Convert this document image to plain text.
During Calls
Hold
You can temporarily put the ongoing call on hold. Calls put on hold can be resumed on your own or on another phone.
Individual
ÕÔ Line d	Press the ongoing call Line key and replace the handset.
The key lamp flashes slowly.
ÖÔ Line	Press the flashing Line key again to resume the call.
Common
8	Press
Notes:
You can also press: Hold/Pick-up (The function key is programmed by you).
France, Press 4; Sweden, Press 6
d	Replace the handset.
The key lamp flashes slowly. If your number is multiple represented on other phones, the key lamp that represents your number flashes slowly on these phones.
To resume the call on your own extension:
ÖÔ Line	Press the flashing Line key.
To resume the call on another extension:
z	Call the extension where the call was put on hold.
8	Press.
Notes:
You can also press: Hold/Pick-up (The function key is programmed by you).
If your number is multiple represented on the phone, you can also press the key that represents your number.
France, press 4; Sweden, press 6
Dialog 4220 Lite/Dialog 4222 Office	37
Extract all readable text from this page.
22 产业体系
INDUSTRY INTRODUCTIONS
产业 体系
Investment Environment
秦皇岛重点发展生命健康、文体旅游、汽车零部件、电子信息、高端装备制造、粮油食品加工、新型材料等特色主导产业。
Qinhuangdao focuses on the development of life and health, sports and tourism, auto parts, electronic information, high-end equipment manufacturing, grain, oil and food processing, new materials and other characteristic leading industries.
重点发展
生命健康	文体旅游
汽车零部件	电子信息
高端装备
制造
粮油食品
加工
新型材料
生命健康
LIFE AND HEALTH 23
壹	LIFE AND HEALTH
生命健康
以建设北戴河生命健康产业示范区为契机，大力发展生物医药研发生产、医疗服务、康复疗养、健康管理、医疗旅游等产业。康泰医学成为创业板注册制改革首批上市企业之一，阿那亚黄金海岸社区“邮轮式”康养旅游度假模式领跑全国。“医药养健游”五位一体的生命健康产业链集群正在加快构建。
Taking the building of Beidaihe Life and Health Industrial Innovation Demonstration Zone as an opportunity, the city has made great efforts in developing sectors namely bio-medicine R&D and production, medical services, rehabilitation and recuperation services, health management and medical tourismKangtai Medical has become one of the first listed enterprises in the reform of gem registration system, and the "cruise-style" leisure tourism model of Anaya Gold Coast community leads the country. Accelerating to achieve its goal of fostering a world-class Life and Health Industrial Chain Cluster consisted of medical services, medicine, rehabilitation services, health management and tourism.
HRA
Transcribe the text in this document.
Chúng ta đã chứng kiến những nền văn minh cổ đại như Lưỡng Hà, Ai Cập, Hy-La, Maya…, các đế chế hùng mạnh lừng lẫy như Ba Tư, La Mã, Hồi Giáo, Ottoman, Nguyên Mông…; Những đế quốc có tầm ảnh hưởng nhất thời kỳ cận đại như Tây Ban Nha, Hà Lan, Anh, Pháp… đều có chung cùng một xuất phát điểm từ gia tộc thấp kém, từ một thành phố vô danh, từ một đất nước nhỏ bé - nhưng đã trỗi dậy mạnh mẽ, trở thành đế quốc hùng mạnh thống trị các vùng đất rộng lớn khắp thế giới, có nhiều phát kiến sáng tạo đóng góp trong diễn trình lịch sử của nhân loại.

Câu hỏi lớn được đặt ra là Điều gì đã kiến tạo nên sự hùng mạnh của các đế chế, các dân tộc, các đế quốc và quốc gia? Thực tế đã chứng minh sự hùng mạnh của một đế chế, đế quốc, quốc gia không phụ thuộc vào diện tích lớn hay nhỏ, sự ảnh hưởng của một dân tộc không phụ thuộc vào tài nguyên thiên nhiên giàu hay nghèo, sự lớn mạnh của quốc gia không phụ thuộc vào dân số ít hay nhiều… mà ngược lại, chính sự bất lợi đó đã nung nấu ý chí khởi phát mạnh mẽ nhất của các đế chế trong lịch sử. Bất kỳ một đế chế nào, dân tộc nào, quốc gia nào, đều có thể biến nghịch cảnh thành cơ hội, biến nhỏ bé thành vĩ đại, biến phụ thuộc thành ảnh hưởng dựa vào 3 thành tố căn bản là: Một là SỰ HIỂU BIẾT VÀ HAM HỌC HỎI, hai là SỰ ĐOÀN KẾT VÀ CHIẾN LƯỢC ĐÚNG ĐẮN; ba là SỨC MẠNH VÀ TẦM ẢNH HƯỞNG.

SHORT TASK:
Scan the records for the string "multiple". Copy each line in which it appears.

ANSWER TO THIS EXERCISE:
The key lamp flashes slowly. If your number is multiple represented on other phones, the key lamp that represents your number flashes slowly on these phones.
If your number is multiple represented on the phone, you can also press the key that represents your number.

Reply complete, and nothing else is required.